(Extracted records)
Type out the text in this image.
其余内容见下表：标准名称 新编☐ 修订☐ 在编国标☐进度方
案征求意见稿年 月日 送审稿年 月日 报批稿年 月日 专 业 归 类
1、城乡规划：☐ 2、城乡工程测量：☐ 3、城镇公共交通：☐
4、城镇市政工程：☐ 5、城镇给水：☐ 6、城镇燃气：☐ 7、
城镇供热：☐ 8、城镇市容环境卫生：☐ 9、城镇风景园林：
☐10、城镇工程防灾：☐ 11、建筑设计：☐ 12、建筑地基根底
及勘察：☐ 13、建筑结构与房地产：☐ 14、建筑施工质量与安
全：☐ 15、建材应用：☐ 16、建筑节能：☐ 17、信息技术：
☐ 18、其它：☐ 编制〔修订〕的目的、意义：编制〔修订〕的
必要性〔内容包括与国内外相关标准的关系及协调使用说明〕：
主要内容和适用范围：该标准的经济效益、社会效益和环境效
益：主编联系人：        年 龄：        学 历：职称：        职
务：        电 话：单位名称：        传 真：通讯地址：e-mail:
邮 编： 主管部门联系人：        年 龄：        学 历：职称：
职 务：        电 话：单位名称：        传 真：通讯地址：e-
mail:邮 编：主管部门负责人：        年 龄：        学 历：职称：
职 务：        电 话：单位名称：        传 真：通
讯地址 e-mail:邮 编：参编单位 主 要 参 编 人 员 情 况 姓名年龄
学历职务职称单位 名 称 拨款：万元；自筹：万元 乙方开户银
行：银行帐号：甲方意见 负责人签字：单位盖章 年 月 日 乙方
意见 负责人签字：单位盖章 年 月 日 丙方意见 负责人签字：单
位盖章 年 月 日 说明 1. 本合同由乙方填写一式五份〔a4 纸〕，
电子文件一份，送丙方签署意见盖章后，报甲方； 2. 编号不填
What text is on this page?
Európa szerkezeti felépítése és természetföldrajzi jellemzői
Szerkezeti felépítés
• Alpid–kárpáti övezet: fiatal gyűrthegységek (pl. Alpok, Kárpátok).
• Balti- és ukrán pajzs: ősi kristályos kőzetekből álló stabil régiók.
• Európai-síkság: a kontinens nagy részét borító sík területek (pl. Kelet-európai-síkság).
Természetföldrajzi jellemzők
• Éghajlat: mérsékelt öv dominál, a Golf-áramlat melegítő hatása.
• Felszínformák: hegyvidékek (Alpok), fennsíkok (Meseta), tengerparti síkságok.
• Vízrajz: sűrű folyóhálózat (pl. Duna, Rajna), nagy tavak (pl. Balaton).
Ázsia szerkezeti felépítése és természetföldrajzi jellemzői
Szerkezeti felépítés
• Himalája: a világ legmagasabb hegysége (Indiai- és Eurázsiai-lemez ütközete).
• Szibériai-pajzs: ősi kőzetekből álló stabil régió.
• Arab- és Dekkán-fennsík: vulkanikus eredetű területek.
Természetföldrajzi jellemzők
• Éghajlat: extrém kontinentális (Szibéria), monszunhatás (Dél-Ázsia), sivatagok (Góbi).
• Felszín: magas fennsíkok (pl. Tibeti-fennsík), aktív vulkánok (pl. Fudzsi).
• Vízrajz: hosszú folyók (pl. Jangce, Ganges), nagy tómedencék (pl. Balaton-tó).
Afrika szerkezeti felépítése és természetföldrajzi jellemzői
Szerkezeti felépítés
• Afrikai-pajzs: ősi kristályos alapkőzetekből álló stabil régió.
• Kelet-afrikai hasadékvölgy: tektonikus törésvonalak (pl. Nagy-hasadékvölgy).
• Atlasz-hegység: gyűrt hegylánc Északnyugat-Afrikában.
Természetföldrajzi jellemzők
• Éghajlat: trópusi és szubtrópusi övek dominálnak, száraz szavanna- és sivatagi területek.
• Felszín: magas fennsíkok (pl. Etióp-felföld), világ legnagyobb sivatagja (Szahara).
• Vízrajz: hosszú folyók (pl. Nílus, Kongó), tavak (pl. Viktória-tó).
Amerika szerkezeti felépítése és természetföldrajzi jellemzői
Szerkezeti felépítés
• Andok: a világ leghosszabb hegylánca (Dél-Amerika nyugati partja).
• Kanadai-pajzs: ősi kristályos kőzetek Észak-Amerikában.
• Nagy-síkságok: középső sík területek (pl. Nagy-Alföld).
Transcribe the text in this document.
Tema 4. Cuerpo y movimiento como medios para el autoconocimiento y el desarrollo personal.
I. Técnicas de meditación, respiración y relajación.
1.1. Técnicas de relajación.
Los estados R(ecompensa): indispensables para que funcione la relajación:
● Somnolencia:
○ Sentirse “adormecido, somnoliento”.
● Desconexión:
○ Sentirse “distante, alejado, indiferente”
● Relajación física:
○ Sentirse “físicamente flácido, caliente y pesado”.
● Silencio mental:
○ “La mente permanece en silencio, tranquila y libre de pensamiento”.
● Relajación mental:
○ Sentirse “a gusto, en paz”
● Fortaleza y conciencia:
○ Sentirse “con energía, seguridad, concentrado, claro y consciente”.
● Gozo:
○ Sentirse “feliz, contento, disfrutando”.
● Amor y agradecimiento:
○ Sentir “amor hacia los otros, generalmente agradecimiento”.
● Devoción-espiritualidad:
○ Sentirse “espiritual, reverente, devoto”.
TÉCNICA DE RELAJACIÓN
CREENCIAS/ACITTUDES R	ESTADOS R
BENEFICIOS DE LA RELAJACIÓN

- WHAT IS ASKED
Reproduce the records in full, exactly as written.

- ANSWER TO THIS TASK
Type out the text in this image.
其余内容见下表：标准名称 新编☐ 修订☐ 在编国标☐进度方
案征求意见稿年 月日 送审稿年 月日 报批稿年 月日 专 业 归 类
1、城乡规划：☐ 2、城乡工程测量：☐ 3、城镇公共交通：☐
4、城镇市政工程：☐ 5、城镇给水：☐ 6、城镇燃气：☐ 7、
城镇供热：☐ 8、城镇市容环境卫生：☐ 9、城镇风景园林：
☐10、城镇工程防灾：☐ 11、建筑设计：☐ 12、建筑地基根底
及勘察：☐ 13、建筑结构与房地产：☐ 14、建筑施工质量与安
全：☐ 15、建材应用：☐ 16、建筑节能：☐ 17、信息技术：
☐ 18、其它：☐ 编制〔修订〕的目的、意义：编制〔修订〕的
必要性〔内容包括与国内外相关标准的关系及协调使用说明〕：
主要内容和适用范围：该标准的经济效益、社会效益和环境效
益：主编联系人：        年 龄：        学 历：职称：        职
务：        电 话：单位名称：        传 真：通讯地址：e-mail:
邮 编： 主管部门联系人：        年 龄：        学 历：职称：
职 务：        电 话：单位名称：        传 真：通讯地址：e-
mail:邮 编：主管部门负责人：        年 龄：        学 历：职称：
职 务：        电 话：单位名称：        传 真：通
讯地址 e-mail:邮 编：参编单位 主 要 参 编 人 员 情 况 姓名年龄
学历职务职称单位 名 称 拨款：万元；自筹：万元 乙方开户银
行：银行帐号：甲方意见 负责人签字：单位盖章 年 月 日 乙方
意见 负责人签字：单位盖章 年 月 日 丙方意见 负责人签字：单
位盖章 年 月 日 说明 1. 本合同由乙方填写一式五份〔a4 纸〕，
电子文件一份，送丙方签署意见盖章后，报甲方； 2. 编号不填
What text is on this page?
Európa szerkezeti felépítése és természetföldrajzi jellemzői
Szerkezeti felépítés
• Alpid–kárpáti övezet: fiatal gyűrthegységek (pl. Alpok, Kárpátok).
• Balti- és ukrán pajzs: ősi kristályos kőzetekből álló stabil régiók.
• Európai-síkság: a kontinens nagy részét borító sík területek (pl. Kelet-európai-síkság).
Természetföldrajzi jellemzők
• Éghajlat: mérsékelt öv dominál, a Golf-áramlat melegítő hatása.
• Felszínformák: hegyvidékek (Alpok), fennsíkok (Meseta), tengerparti síkságok.
• Vízrajz: sűrű folyóhálózat (pl. Duna, Rajna), nagy tavak (pl. Balaton).
Ázsia szerkezeti felépítése és természetföldrajzi jellemzői
Szerkezeti felépítés
• Himalája: a világ legmagasabb hegysége (Indiai- és Eurázsiai-lemez ütközete).
• Szibériai-pajzs: ősi kőzetekből álló stabil régió.
• Arab- és Dekkán-fennsík: vulkanikus eredetű területek.
Természetföldrajzi jellemzők
• Éghajlat: extrém kontinentális (Szibéria), monszunhatás (Dél-Ázsia), sivatagok (Góbi).
• Felszín: magas fennsíkok (pl. Tibeti-fennsík), aktív vulkánok (pl. Fudzsi).
• Vízrajz: hosszú folyók (pl. Jangce, Ganges), nagy tómedencék (pl. Balaton-tó).
Afrika szerkezeti felépítése és természetföldrajzi jellemzői
Szerkezeti felépítés
• Afrikai-pajzs: ősi kristályos alapkőzetekből álló stabil régió.
• Kelet-afrikai hasadékvölgy: tektonikus törésvonalak (pl. Nagy-hasadékvölgy).
• Atlasz-hegység: gyűrt hegylánc Északnyugat-Afrikában.
Természetföldrajzi jellemzők
• Éghajlat: trópusi és szubtrópusi övek dominálnak, száraz szavanna- és sivatagi területek.
• Felszín: magas fennsíkok (pl. Etióp-felföld), világ legnagyobb sivatagja (Szahara).
• Vízrajz: hosszú folyók (pl. Nílus, Kongó), tavak (pl. Viktória-tó).
Amerika szerkezeti felépítése és természetföldrajzi jellemzői
Szerkezeti felépítés
• Andok: a világ leghosszabb hegylánca (Dél-Amerika nyugati partja).
• Kanadai-pajzs: ősi kristályos kőzetek Észak-Amerikában.
• Nagy-síkságok: középső sík területek (pl. Nagy-Alföld).
Transcribe the text in this document.
Tema 4. Cuerpo y movimiento como medios para el autoconocimiento y el desarrollo personal.
I. Técnicas de meditación, respiración y relajación.
1.1. Técnicas de relajación.
Los estados R(ecompensa): indispensables para que funcione la relajación:
● Somnolencia:
○ Sentirse “adormecido, somnoliento”.
● Desconexión:
○ Sentirse “distante, alejado, indiferente”
● Relajación física:
○ Sentirse “físicamente flácido, caliente y pesado”.
● Silencio mental:
○ “La mente permanece en silencio, tranquila y libre de pensamiento”.
● Relajación mental:
○ Sentirse “a gusto, en paz”
● Fortaleza y conciencia:
○ Sentirse “con energía, seguridad, concentrado, claro y consciente”.
● Gozo:
○ Sentirse “feliz, contento, disfrutando”.
● Amor y agradecimiento:
○ Sentir “amor hacia los otros, generalmente agradecimiento”.
● Devoción-espiritualidad:
○ Sentirse “espiritual, reverente, devoto”.
TÉCNICA DE RELAJACIÓN
CREENCIAS/ACITTUDES R	ESTADOS R
BENEFICIOS DE LA RELAJACIÓN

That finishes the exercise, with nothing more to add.